▶ **Aim**
Scan the listing below for the word "delta" and state how many lines hold it. Write nothing but the number.

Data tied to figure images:
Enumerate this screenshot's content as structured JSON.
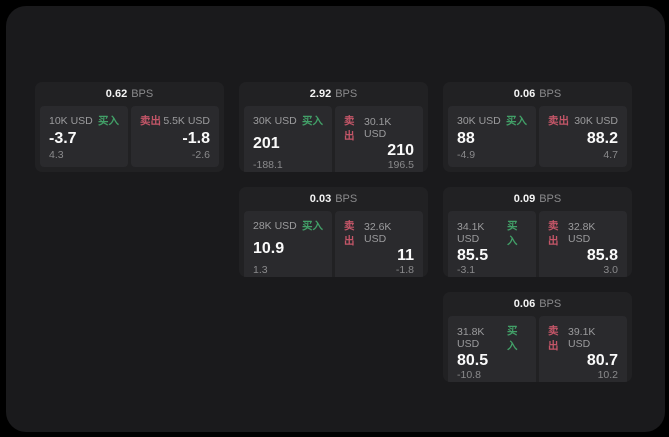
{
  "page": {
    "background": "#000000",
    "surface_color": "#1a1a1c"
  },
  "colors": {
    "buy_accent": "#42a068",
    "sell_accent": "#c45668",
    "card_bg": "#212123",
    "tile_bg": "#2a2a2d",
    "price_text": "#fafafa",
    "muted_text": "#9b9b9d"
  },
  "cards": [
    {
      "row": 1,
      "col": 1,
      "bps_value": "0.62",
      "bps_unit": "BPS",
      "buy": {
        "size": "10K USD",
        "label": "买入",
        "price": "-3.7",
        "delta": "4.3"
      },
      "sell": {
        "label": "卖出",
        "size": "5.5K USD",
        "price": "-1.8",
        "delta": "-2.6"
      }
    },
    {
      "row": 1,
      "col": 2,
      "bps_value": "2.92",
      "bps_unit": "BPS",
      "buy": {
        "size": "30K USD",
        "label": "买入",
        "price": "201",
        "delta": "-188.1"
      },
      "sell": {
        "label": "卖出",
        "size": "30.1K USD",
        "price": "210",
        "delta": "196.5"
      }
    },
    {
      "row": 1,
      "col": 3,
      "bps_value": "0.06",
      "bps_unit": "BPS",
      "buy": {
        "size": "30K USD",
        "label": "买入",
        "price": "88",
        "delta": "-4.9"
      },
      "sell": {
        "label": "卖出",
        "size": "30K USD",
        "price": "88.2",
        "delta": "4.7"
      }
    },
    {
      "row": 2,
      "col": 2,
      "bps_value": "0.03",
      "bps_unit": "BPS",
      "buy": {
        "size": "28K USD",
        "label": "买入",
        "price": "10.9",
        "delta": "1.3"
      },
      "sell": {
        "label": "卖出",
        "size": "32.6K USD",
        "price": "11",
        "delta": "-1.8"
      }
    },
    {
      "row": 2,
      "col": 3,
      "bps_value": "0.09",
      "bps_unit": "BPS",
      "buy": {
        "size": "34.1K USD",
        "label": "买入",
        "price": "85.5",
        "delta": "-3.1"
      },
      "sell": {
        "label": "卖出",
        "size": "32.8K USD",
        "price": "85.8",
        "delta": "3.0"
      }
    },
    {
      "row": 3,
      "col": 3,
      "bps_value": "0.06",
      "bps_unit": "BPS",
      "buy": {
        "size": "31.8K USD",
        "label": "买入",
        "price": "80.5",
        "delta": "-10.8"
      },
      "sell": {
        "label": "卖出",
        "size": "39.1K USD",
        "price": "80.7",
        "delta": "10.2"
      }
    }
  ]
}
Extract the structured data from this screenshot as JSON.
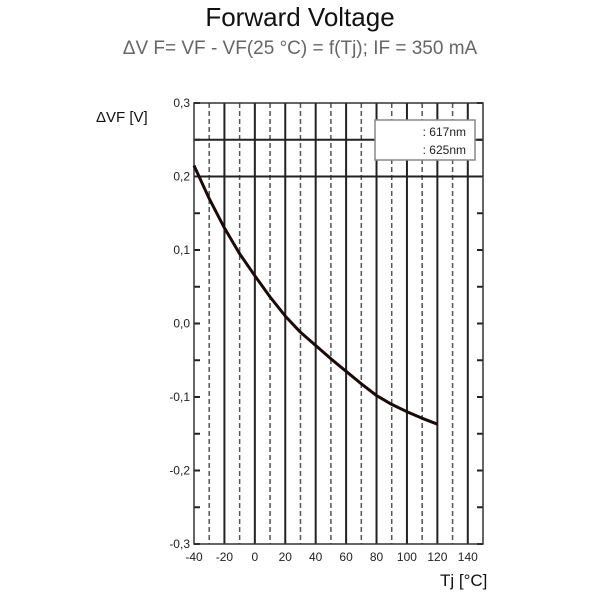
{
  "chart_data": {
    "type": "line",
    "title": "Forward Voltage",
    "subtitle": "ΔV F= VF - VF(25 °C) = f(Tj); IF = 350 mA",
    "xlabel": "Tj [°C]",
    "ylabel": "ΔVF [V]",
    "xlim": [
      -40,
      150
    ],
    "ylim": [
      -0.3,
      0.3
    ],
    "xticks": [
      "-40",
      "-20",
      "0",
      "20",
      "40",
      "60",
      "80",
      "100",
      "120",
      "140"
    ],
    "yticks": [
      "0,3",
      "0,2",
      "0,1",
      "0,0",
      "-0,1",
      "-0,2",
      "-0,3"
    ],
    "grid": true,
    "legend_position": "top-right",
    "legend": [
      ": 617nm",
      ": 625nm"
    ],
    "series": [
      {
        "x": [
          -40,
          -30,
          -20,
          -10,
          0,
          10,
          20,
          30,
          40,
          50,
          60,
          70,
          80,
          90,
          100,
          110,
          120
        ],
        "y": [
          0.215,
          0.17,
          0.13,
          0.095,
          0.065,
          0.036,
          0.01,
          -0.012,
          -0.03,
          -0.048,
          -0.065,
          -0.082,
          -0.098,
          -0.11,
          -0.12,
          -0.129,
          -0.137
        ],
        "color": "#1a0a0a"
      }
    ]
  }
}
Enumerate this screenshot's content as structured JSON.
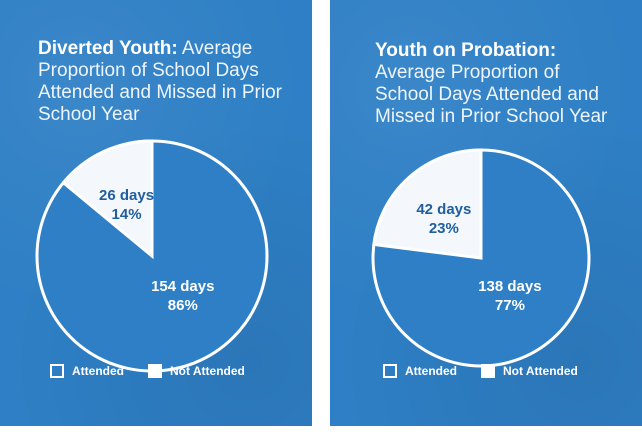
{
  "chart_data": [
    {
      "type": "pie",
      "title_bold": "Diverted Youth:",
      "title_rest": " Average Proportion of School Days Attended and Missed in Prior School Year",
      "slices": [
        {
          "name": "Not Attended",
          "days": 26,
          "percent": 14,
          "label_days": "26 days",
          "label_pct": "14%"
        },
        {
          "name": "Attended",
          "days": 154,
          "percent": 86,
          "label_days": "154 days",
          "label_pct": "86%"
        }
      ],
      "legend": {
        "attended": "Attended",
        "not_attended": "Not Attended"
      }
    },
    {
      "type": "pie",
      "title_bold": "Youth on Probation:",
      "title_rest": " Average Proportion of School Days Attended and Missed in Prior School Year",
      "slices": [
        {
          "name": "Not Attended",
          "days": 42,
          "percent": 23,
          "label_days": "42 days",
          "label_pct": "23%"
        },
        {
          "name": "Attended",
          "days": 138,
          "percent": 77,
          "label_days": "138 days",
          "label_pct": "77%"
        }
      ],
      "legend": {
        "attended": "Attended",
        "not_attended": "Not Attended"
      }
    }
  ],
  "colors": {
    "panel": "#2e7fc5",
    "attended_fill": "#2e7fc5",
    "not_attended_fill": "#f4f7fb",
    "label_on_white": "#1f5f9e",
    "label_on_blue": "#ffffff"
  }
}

...

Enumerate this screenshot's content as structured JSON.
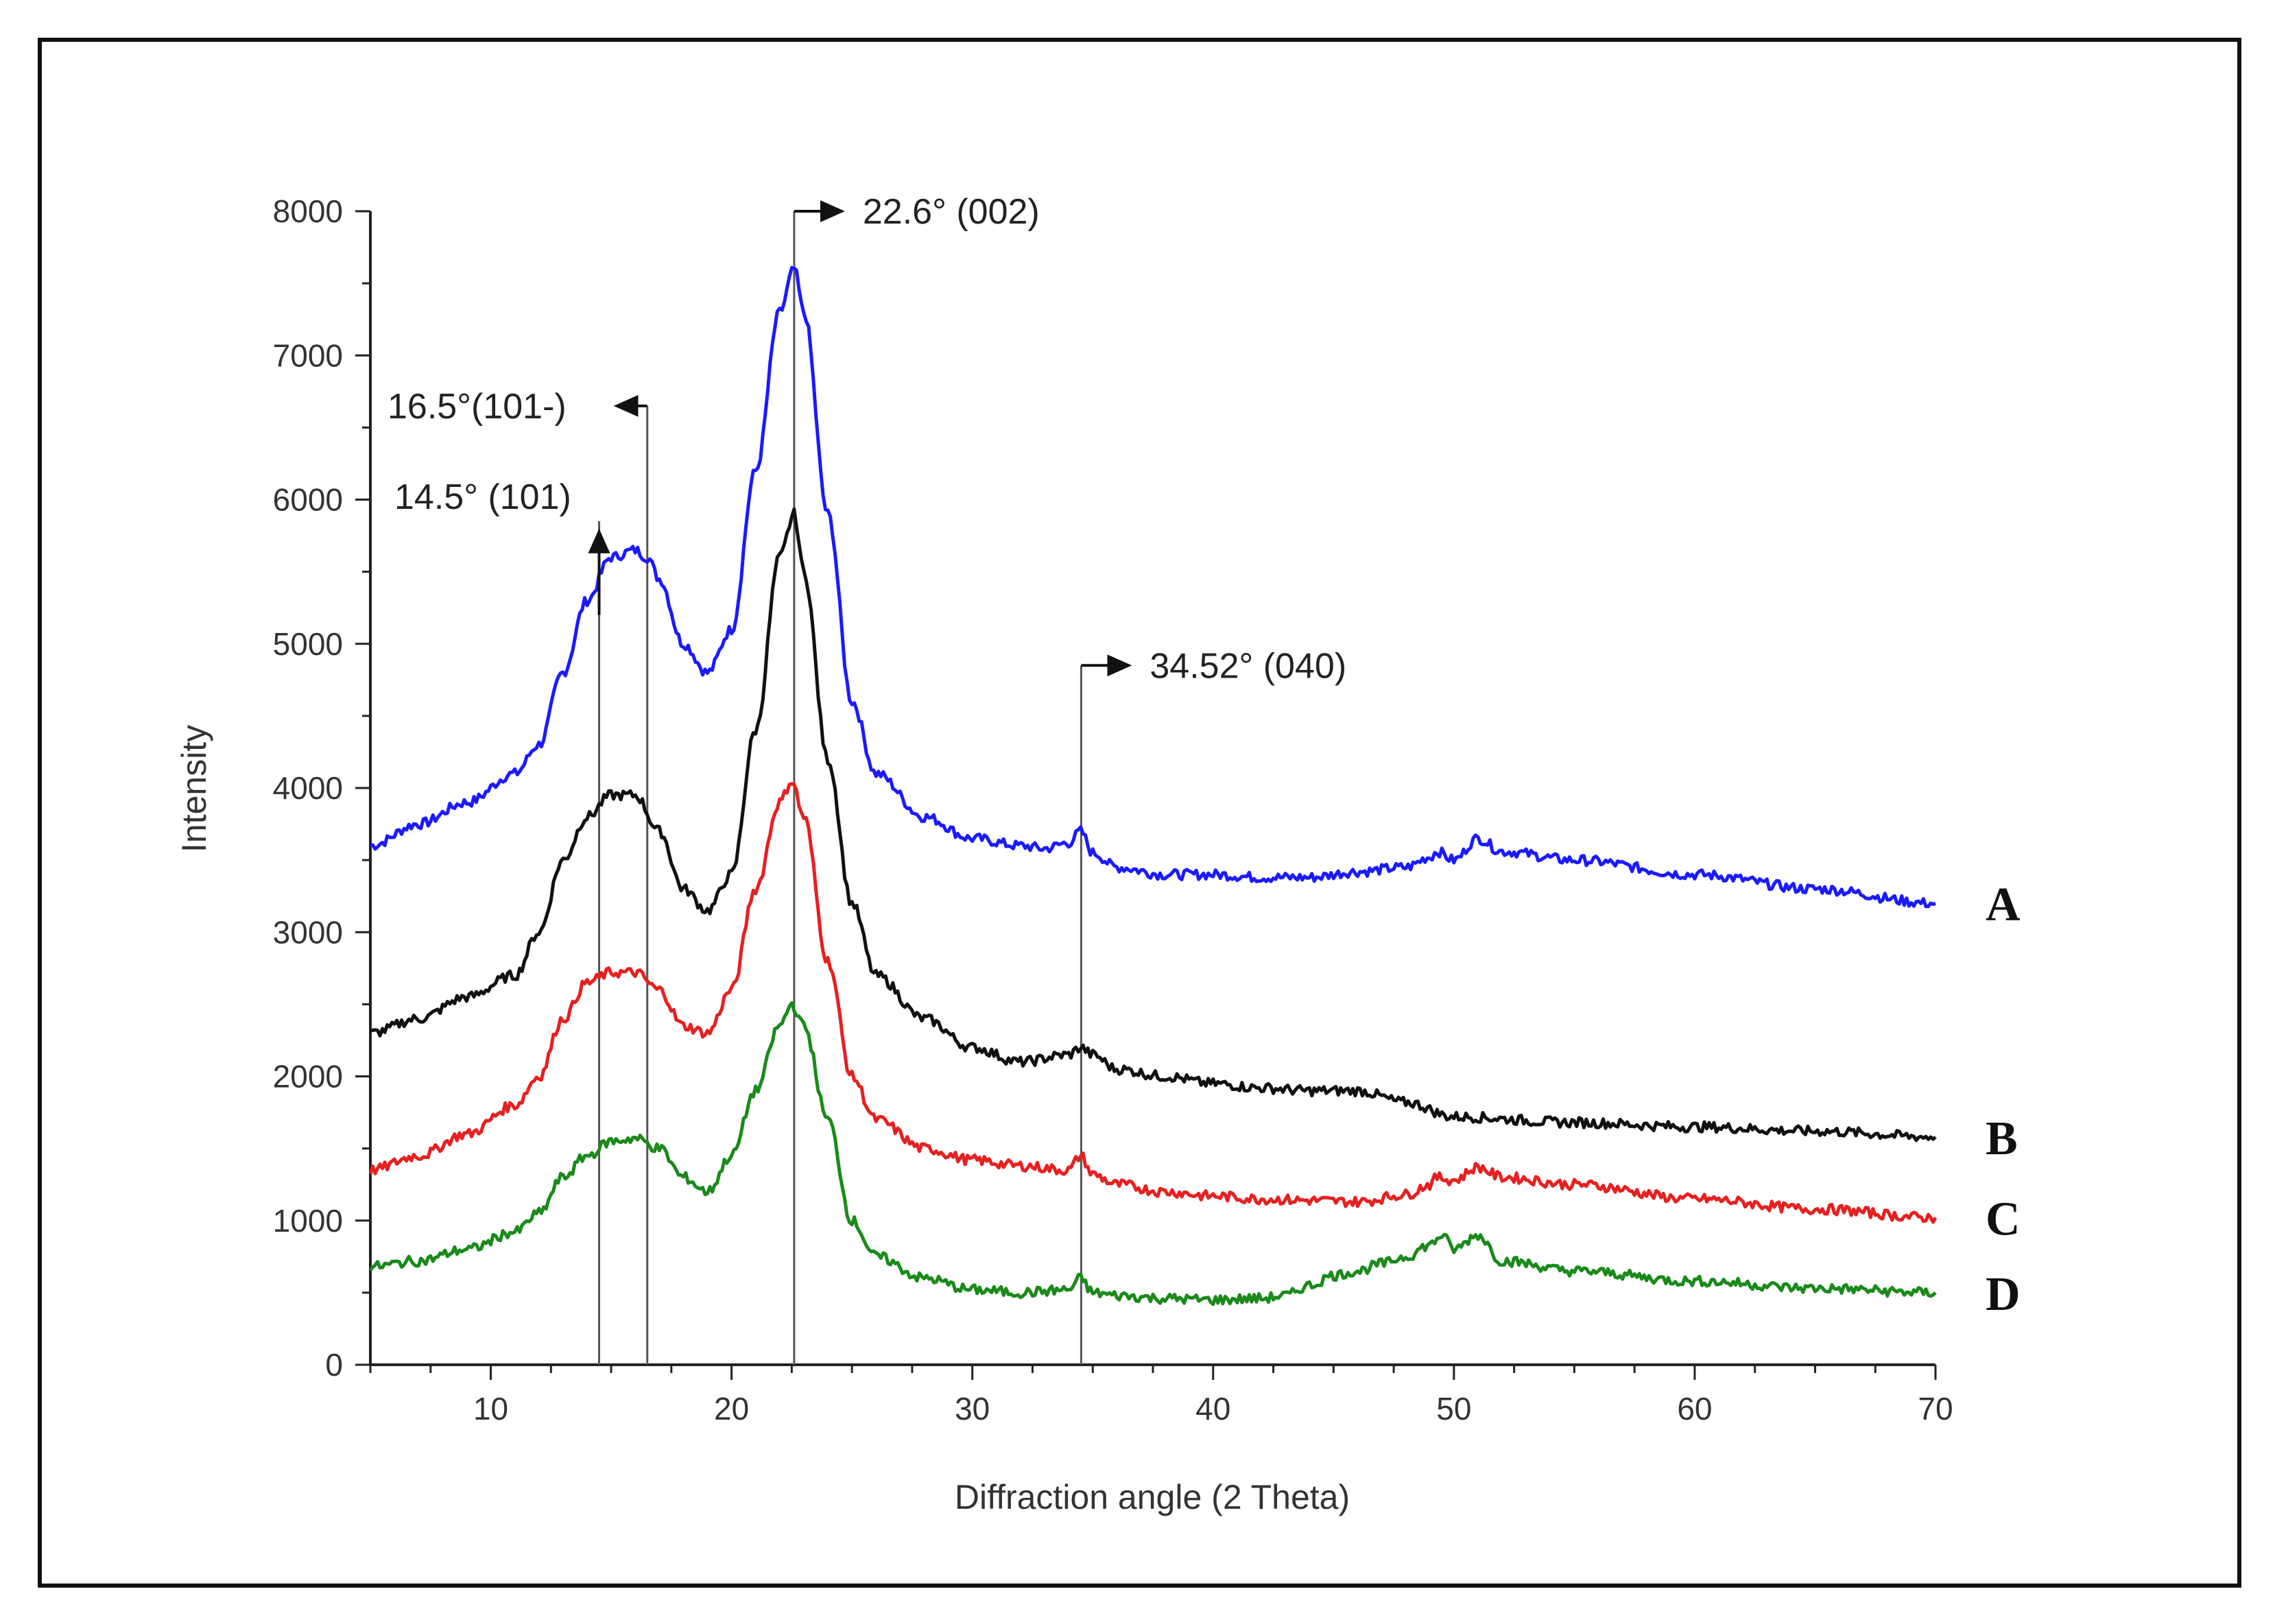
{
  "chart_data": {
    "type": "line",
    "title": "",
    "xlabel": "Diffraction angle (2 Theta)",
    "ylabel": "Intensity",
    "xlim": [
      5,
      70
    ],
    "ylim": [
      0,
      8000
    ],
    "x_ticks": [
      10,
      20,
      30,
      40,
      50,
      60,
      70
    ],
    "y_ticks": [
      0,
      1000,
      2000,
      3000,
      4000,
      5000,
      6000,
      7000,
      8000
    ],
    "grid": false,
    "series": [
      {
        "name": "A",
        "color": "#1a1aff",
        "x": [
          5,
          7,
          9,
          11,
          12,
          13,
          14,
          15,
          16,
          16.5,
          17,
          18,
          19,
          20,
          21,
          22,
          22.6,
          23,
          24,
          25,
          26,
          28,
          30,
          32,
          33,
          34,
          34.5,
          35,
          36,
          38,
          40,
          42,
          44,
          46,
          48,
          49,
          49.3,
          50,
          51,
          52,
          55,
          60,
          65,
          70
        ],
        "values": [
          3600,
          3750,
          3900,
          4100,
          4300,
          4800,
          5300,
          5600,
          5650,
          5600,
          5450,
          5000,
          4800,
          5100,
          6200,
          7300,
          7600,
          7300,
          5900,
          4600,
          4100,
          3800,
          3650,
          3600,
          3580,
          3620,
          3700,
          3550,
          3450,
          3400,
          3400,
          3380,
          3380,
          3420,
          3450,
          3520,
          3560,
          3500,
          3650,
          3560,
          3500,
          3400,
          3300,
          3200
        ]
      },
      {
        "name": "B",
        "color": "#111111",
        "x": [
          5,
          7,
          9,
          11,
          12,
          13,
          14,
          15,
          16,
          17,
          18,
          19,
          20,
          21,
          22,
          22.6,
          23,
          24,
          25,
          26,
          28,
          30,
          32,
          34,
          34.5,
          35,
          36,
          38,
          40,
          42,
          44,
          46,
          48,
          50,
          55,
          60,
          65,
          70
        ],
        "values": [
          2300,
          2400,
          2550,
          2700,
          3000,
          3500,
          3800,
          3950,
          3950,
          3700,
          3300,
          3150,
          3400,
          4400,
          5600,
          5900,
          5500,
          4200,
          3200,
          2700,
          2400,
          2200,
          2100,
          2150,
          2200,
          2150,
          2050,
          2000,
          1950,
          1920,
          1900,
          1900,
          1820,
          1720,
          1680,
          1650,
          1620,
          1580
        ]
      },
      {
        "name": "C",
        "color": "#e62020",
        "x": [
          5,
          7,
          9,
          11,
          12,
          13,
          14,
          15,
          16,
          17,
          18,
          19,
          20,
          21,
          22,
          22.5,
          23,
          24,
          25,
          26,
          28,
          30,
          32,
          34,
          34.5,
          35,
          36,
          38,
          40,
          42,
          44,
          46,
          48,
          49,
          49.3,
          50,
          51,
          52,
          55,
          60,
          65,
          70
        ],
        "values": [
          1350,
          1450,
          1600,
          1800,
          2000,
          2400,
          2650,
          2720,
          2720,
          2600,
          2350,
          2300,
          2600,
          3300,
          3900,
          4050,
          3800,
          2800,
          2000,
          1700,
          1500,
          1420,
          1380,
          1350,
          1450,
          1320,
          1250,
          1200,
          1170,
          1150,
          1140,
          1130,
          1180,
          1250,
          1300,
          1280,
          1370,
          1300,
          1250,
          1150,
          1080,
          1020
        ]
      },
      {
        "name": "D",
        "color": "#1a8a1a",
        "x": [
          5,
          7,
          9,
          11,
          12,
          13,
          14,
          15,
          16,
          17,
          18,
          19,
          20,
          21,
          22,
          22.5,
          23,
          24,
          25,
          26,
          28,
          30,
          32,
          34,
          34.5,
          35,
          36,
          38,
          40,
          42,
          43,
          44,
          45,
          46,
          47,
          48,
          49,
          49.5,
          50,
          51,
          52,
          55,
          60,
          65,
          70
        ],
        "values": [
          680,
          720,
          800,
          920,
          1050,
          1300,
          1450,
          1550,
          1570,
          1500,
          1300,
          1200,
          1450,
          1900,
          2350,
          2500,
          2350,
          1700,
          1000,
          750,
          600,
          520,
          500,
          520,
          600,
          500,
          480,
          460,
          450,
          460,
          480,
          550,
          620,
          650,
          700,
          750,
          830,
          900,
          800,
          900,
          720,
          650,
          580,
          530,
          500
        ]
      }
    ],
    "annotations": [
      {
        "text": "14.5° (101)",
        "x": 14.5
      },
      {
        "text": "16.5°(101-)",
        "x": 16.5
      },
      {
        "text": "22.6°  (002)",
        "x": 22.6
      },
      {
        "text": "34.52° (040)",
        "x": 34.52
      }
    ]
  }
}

▶ **Expected answer**
12